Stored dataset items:
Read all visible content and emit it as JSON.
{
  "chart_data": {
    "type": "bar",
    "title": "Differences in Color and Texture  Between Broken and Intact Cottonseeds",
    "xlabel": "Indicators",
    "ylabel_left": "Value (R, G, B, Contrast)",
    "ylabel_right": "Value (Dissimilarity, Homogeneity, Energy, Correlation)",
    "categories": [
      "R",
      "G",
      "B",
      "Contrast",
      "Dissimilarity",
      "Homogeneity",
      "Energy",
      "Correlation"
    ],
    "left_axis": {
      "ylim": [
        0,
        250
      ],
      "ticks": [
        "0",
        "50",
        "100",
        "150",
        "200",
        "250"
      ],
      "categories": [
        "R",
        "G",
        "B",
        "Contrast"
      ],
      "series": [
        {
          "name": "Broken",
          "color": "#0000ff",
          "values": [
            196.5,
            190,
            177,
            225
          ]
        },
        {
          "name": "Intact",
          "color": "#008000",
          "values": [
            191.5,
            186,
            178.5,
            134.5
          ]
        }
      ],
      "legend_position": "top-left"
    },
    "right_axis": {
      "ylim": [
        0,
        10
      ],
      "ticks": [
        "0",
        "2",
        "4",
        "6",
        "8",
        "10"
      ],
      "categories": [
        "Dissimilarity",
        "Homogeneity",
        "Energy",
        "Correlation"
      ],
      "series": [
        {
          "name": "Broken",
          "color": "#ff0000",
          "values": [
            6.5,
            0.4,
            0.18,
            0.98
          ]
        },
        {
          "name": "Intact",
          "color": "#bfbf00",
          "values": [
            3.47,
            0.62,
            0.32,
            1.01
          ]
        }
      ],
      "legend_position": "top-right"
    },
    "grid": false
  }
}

### Problem statement
Reproduce every record, matching each line exactly.

### Answer for the task
Read all visible content and emit it as JSON.
{
  "chart_data": {
    "type": "bar",
    "title": "Differences in Color and Texture  Between Broken and Intact Cottonseeds",
    "xlabel": "Indicators",
    "ylabel_left": "Value (R, G, B, Contrast)",
    "ylabel_right": "Value (Dissimilarity, Homogeneity, Energy, Correlation)",
    "categories": [
      "R",
      "G",
      "B",
      "Contrast",
      "Dissimilarity",
      "Homogeneity",
      "Energy",
      "Correlation"
    ],
    "left_axis": {
      "ylim": [
        0,
        250
      ],
      "ticks": [
        "0",
        "50",
        "100",
        "150",
        "200",
        "250"
      ],
      "categories": [
        "R",
        "G",
        "B",
        "Contrast"
      ],
      "series": [
        {
          "name": "Broken",
          "color": "#0000ff",
          "values": [
            196.5,
            190,
            177,
            225
          ]
        },
        {
          "name": "Intact",
          "color": "#008000",
          "values": [
            191.5,
            186,
            178.5,
            134.5
          ]
        }
      ],
      "legend_position": "top-left"
    },
    "right_axis": {
      "ylim": [
        0,
        10
      ],
      "ticks": [
        "0",
        "2",
        "4",
        "6",
        "8",
        "10"
      ],
      "categories": [
        "Dissimilarity",
        "Homogeneity",
        "Energy",
        "Correlation"
      ],
      "series": [
        {
          "name": "Broken",
          "color": "#ff0000",
          "values": [
            6.5,
            0.4,
            0.18,
            0.98
          ]
        },
        {
          "name": "Intact",
          "color": "#bfbf00",
          "values": [
            3.47,
            0.62,
            0.32,
            1.01
          ]
        }
      ],
      "legend_position": "top-right"
    },
    "grid": false
  }
}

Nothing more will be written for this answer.